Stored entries
---------------

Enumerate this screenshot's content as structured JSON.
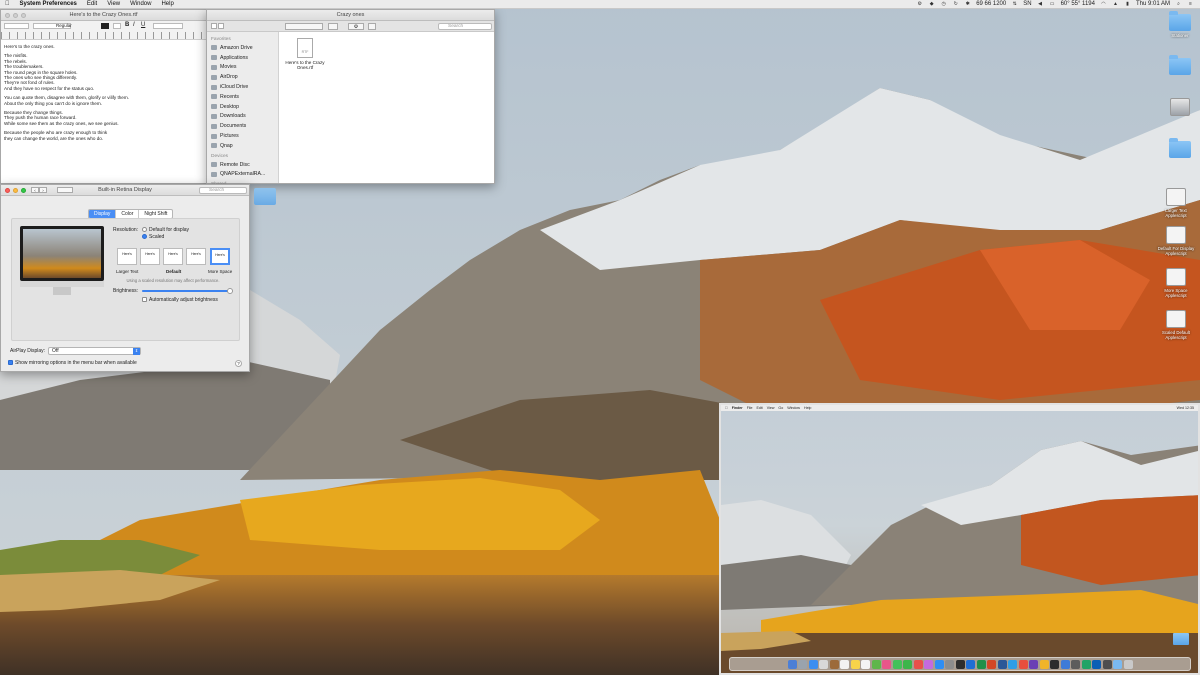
{
  "menubar": {
    "apple": "",
    "app_name": "System Preferences",
    "items": [
      "Edit",
      "View",
      "Window",
      "Help"
    ],
    "status": {
      "weather": "69 66 1200",
      "user_initials": "SN",
      "temps": "60° 55° 1194",
      "clock": "Thu 9:01 AM"
    }
  },
  "textedit": {
    "title": "Here's to the Crazy Ones.rtf",
    "style_label": "Regular",
    "paragraphs": [
      "Here's to the crazy ones.",
      "The misfits.\nThe rebels.\nThe troublemakers.\nThe round pegs in the square holes.\nThe ones who see things differently.\nThey're not fond of rules.\nAnd they have no respect for the status quo.",
      "You can quote them, disagree with them, glorify or vilify them.\nAbout the only thing you can't do is ignore them.",
      "Because they change things.\nThey push the human race forward.\nWhile some see them as the crazy ones, we see genius.",
      "Because the people who are crazy enough to think\nthey can change the world, are the ones who do."
    ]
  },
  "finder": {
    "title": "Crazy ones",
    "search_placeholder": "Search",
    "sidebar": {
      "favorites_header": "Favorites",
      "favorites": [
        "Amazon Drive",
        "Applications",
        "Movies",
        "AirDrop",
        "iCloud Drive",
        "Recents",
        "Desktop",
        "Downloads",
        "Documents",
        "Pictures",
        "Qnap"
      ],
      "devices_header": "Devices",
      "devices": [
        "Remote Disc",
        "QNAPExternalRA..."
      ],
      "shared_header": "Shared"
    },
    "file": {
      "name": "Here's to the Crazy Ones.rtf",
      "ext": "RTF"
    }
  },
  "display_prefs": {
    "title": "Built-in Retina Display",
    "search_placeholder": "Search",
    "tabs": [
      "Display",
      "Color",
      "Night Shift"
    ],
    "active_tab": "Display",
    "resolution_label": "Resolution:",
    "resolution_options": [
      "Default for display",
      "Scaled"
    ],
    "resolution_selected": "Scaled",
    "scale_labels": [
      "Larger Text",
      "Default",
      "More Space"
    ],
    "scale_sample": "Here's",
    "perf_note": "Using a scaled resolution may affect performance.",
    "brightness_label": "Brightness:",
    "brightness_value": 0.97,
    "auto_brightness": "Automatically adjust brightness",
    "airplay_label": "AirPlay Display:",
    "airplay_value": "Off",
    "mirroring_option": "Show mirroring options in the menu bar when available",
    "help": "?"
  },
  "desktop_icons": [
    "Stationer",
    "",
    "",
    "",
    "Larger Text Applescript",
    "Default For Display Applescript",
    "More Space Applescript",
    "Scaled Default Applescript"
  ],
  "inset": {
    "menu": [
      "Finder",
      "File",
      "Edit",
      "View",
      "Go",
      "Window",
      "Help"
    ],
    "clock": "Wed 12:35"
  },
  "colors": {
    "accent": "#4a8ef5",
    "traffic_close": "#fc605c",
    "traffic_min": "#fdbc40",
    "traffic_zoom": "#34c84a"
  }
}
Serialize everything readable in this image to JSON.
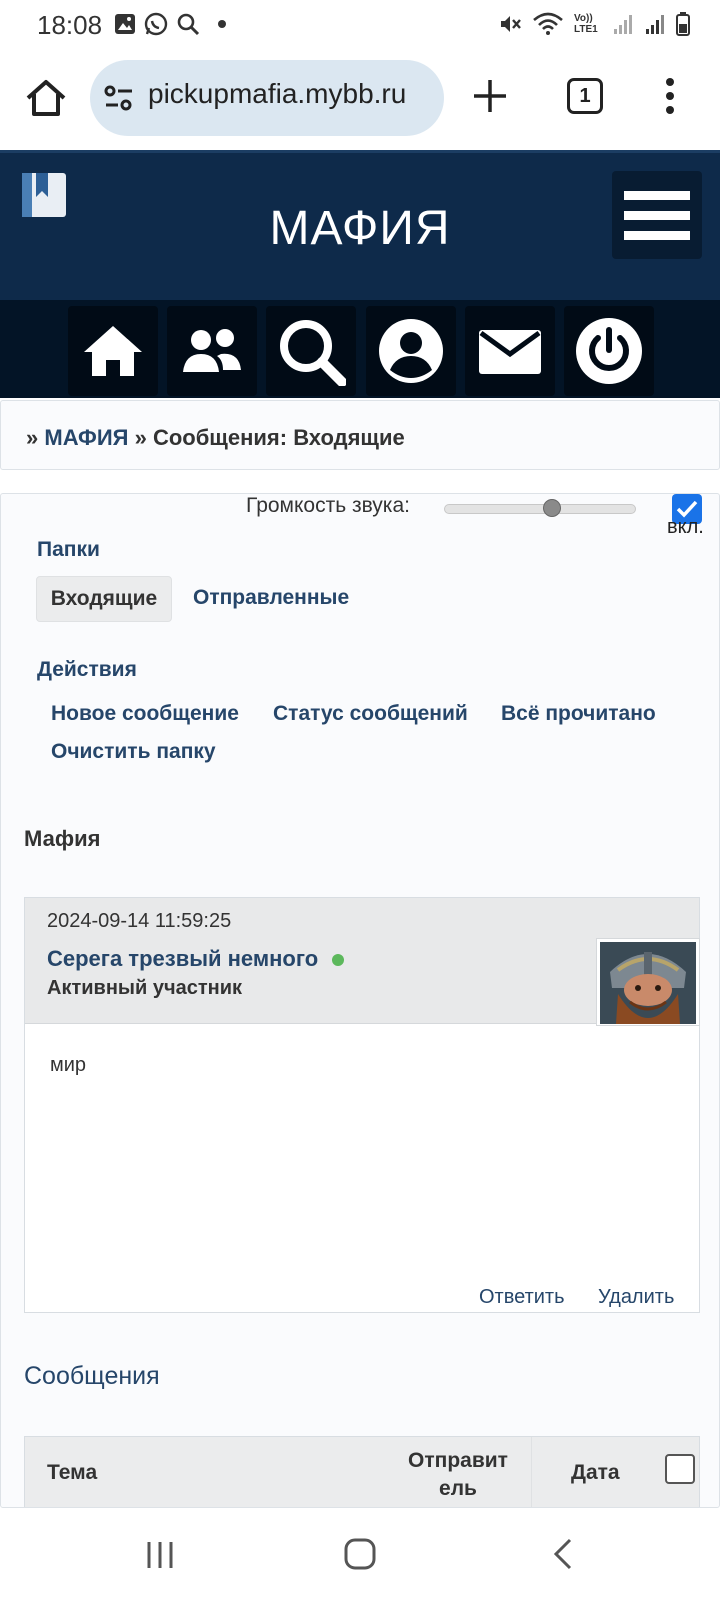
{
  "status_bar": {
    "time": "18:08",
    "volte": "Vo)) LTE1"
  },
  "browser": {
    "url": "pickupmafia.mybb.ru",
    "tab_count": "1"
  },
  "forum": {
    "title": "МАФИЯ",
    "nav": [
      "home-icon",
      "users-icon",
      "search-icon",
      "profile-icon",
      "messages-icon",
      "logout-icon"
    ]
  },
  "breadcrumb": {
    "sep": "»",
    "root": "МАФИЯ",
    "current": "Сообщения: Входящие"
  },
  "volume": {
    "label": "Громкость звука:",
    "level": 0.57,
    "checkbox_label": "вкл.",
    "checked": true
  },
  "folders": {
    "title": "Папки",
    "inbox": "Входящие",
    "sent": "Отправленные"
  },
  "actions": {
    "title": "Действия",
    "new_message": "Новое сообщение",
    "message_status": "Статус сообщений",
    "mark_all_read": "Всё прочитано",
    "clear_folder": "Очистить папку"
  },
  "folder_name": "Мафия",
  "message": {
    "date": "2024-09-14 11:59:25",
    "author": "Серега трезвый немного",
    "role": "Активный участник",
    "body": "мир",
    "reply": "Ответить",
    "delete": "Удалить"
  },
  "messages_section": {
    "title": "Сообщения",
    "col_topic": "Тема",
    "col_sender_1": "Отправит",
    "col_sender_2": "ель",
    "col_date": "Дата"
  },
  "colors": {
    "header_bg": "#0e2a4a",
    "navbar_bg": "#031426",
    "link": "#26466a",
    "online": "#5cb85c"
  }
}
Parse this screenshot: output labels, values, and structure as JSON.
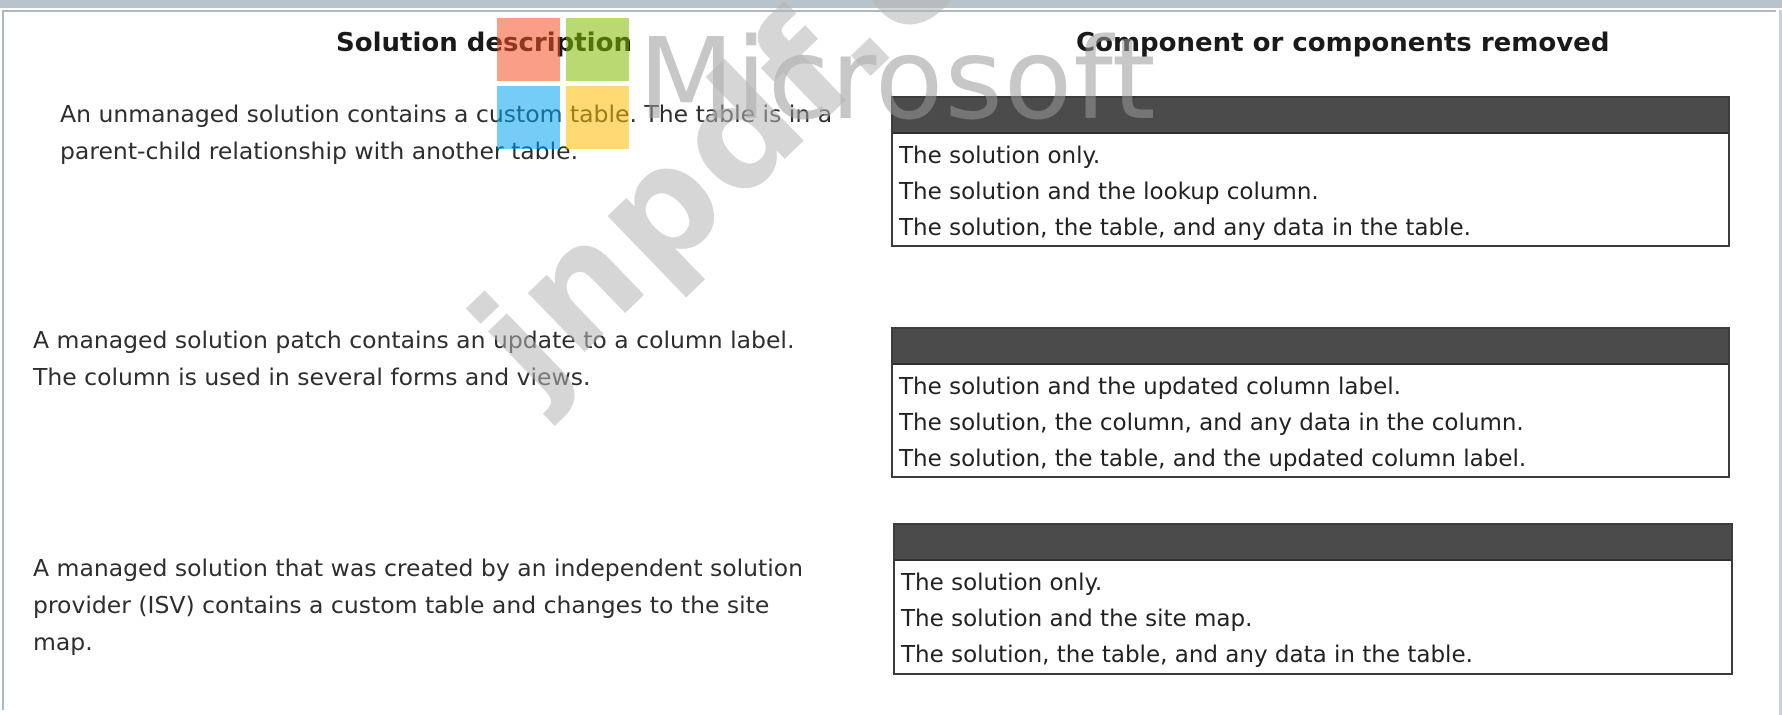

---------------

▸ What is being asked
Exclude the pictures and repeat every other part of the records word for word.

▸ Result below
Enumerate this screenshot's content as structured JSON.
{
  "menubar": {
    "apple": "",
    "app_name": "System Preferences",
    "items": [
      "Edit",
      "View",
      "Window",
      "Help"
    ],
    "status": {
      "weather": "69 66 1200",
      "user_initials": "SN",
      "temps": "60° 55° 1194",
      "clock": "Thu 9:01 AM"
    }
  },
  "textedit": {
    "title": "Here's to the Crazy Ones.rtf",
    "style_label": "Regular",
    "paragraphs": [
      "Here's to the crazy ones.",
      "The misfits.\nThe rebels.\nThe troublemakers.\nThe round pegs in the square holes.\nThe ones who see things differently.\nThey're not fond of rules.\nAnd they have no respect for the status quo.",
      "You can quote them, disagree with them, glorify or vilify them.\nAbout the only thing you can't do is ignore them.",
      "Because they change things.\nThey push the human race forward.\nWhile some see them as the crazy ones, we see genius.",
      "Because the people who are crazy enough to think\nthey can change the world, are the ones who do."
    ]
  },
  "finder": {
    "title": "Crazy ones",
    "search_placeholder": "Search",
    "sidebar": {
      "favorites_header": "Favorites",
      "favorites": [
        "Amazon Drive",
        "Applications",
        "Movies",
        "AirDrop",
        "iCloud Drive",
        "Recents",
        "Desktop",
        "Downloads",
        "Documents",
        "Pictures",
        "Qnap"
      ],
      "devices_header": "Devices",
      "devices": [
        "Remote Disc",
        "QNAPExternalRA..."
      ],
      "shared_header": "Shared"
    },
    "file": {
      "name": "Here's to the Crazy Ones.rtf",
      "ext": "RTF"
    }
  },
  "display_prefs": {
    "title": "Built-in Retina Display",
    "search_placeholder": "Search",
    "tabs": [
      "Display",
      "Color",
      "Night Shift"
    ],
    "active_tab": "Display",
    "resolution_label": "Resolution:",
    "resolution_options": [
      "Default for display",
      "Scaled"
    ],
    "resolution_selected": "Scaled",
    "scale_labels": [
      "Larger Text",
      "Default",
      "More Space"
    ],
    "scale_sample": "Here's",
    "perf_note": "Using a scaled resolution may affect performance.",
    "brightness_label": "Brightness:",
    "brightness_value": 0.97,
    "auto_brightness": "Automatically adjust brightness",
    "airplay_label": "AirPlay Display:",
    "airplay_value": "Off",
    "mirroring_option": "Show mirroring options in the menu bar when available",
    "help": "?"
  },
  "desktop_icons": [
    "Stationer",
    "",
    "",
    "",
    "Larger Text Applescript",
    "Default For Display Applescript",
    "More Space Applescript",
    "Scaled Default Applescript"
  ],
  "inset": {
    "menu": [
      "Finder",
      "File",
      "Edit",
      "View",
      "Go",
      "Window",
      "Help"
    ],
    "clock": "Wed 12:35"
  },
  "colors": {
    "accent": "#4a8ef5",
    "traffic_close": "#fc605c",
    "traffic_min": "#fdbc40",
    "traffic_zoom": "#34c84a"
  }
}
Serialize everything readable in this image to JSON.
{
  "status_bar": {
    "time": "18:08",
    "volte": "Vo)) LTE1"
  },
  "browser": {
    "url": "pickupmafia.mybb.ru",
    "tab_count": "1"
  },
  "forum": {
    "title": "МАФИЯ",
    "nav": [
      "home-icon",
      "users-icon",
      "search-icon",
      "profile-icon",
      "messages-icon",
      "logout-icon"
    ]
  },
  "breadcrumb": {
    "sep": "»",
    "root": "МАФИЯ",
    "current": "Сообщения: Входящие"
  },
  "volume": {
    "label": "Громкость звука:",
    "level": 0.57,
    "checkbox_label": "вкл.",
    "checked": true
  },
  "folders": {
    "title": "Папки",
    "inbox": "Входящие",
    "sent": "Отправленные"
  },
  "actions": {
    "title": "Действия",
    "new_message": "Новое сообщение",
    "message_status": "Статус сообщений",
    "mark_all_read": "Всё прочитано",
    "clear_folder": "Очистить папку"
  },
  "folder_name": "Мафия",
  "message": {
    "date": "2024-09-14 11:59:25",
    "author": "Серега трезвый немного",
    "role": "Активный участник",
    "body": "мир",
    "reply": "Ответить",
    "delete": "Удалить"
  },
  "messages_section": {
    "title": "Сообщения",
    "col_topic": "Тема",
    "col_sender_1": "Отправит",
    "col_sender_2": "ель",
    "col_date": "Дата"
  },
  "colors": {
    "header_bg": "#0e2a4a",
    "navbar_bg": "#031426",
    "link": "#26466a",
    "online": "#5cb85c"
  }
}
Parse this screenshot: output labels, values, and structure as JSON.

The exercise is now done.